== Materials provided

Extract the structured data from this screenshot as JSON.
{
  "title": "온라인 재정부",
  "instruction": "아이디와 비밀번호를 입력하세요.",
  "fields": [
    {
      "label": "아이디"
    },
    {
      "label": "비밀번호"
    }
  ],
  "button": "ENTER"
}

====

From the preceding material, extract every line exactly.

Extract the structured data from this screenshot as JSON.
{
  "title": "온라인 재정부",
  "instruction": "아이디와 비밀번호를 입력하세요.",
  "fields": [
    {
      "label": "아이디"
    },
    {
      "label": "비밀번호"
    }
  ],
  "button": "ENTER"
}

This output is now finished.